***** DATASET ROWS

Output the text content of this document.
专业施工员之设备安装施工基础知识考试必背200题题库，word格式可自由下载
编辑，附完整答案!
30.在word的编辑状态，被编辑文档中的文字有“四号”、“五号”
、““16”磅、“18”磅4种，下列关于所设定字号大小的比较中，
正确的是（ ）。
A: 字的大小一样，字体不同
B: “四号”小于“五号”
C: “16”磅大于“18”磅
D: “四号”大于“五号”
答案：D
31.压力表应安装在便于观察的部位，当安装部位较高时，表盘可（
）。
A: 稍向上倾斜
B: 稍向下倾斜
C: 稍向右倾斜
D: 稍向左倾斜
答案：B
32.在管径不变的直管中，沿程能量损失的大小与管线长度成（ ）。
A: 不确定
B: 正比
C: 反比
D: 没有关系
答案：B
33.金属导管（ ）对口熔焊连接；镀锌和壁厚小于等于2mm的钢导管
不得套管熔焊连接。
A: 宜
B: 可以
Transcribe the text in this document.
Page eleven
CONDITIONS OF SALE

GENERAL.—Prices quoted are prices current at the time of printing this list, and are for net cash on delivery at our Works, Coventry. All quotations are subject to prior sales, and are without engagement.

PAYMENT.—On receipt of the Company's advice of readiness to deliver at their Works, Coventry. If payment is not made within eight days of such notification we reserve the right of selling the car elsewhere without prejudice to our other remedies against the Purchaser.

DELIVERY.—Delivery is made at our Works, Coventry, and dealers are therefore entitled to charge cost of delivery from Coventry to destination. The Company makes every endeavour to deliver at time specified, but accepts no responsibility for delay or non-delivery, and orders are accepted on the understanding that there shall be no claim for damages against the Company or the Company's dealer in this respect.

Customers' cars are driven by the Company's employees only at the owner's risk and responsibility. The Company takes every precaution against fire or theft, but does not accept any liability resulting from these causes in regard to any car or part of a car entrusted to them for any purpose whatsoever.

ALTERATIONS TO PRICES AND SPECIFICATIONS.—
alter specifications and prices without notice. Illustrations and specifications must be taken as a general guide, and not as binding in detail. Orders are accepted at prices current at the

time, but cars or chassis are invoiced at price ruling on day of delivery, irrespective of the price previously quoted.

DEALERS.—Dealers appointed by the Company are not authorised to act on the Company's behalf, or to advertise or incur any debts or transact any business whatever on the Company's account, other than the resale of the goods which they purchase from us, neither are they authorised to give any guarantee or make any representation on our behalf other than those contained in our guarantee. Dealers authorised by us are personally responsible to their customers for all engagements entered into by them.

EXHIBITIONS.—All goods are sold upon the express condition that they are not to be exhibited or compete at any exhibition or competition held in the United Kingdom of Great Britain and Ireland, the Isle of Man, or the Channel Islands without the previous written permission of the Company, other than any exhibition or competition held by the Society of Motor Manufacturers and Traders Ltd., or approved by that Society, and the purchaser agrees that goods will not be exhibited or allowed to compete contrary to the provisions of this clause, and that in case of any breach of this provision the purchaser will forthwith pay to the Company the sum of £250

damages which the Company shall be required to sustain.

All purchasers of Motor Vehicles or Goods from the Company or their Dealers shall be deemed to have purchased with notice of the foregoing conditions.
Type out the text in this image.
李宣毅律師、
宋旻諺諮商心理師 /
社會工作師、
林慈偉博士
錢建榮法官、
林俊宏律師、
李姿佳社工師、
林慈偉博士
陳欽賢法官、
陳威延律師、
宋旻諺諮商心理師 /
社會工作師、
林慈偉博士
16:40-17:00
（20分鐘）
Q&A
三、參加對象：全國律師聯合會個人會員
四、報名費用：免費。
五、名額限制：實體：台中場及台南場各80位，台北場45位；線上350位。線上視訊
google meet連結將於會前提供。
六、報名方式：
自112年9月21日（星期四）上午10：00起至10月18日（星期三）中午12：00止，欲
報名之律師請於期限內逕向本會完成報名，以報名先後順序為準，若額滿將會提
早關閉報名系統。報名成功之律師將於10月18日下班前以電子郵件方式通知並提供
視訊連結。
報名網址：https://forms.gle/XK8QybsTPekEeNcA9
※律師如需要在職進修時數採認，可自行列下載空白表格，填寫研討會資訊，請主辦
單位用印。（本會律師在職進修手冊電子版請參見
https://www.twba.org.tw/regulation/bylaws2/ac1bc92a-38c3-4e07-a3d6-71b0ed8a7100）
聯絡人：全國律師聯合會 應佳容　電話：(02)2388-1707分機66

**********

**DO THIS**
Which lines above hold the word "responsibility"? Copy each of them.

**FULL SOLUTION**
DELIVERY.—Delivery is made at our Works, Coventry, and dealers are therefore entitled to charge cost of delivery from Coventry to destination. The Company makes every endeavour to deliver at time specified, but accepts no responsibility for delay or non-delivery, and orders are accepted on the understanding that there shall be no claim for damages against the Company or the Company's dealer in this respect.
Customers' cars are driven by the Company's employees only at the owner's risk and responsibility. The Company takes every precaution against fire or theft, but does not accept any liability resulting from these causes in regard to any car or part of a car entrusted to them for any purpose whatsoever.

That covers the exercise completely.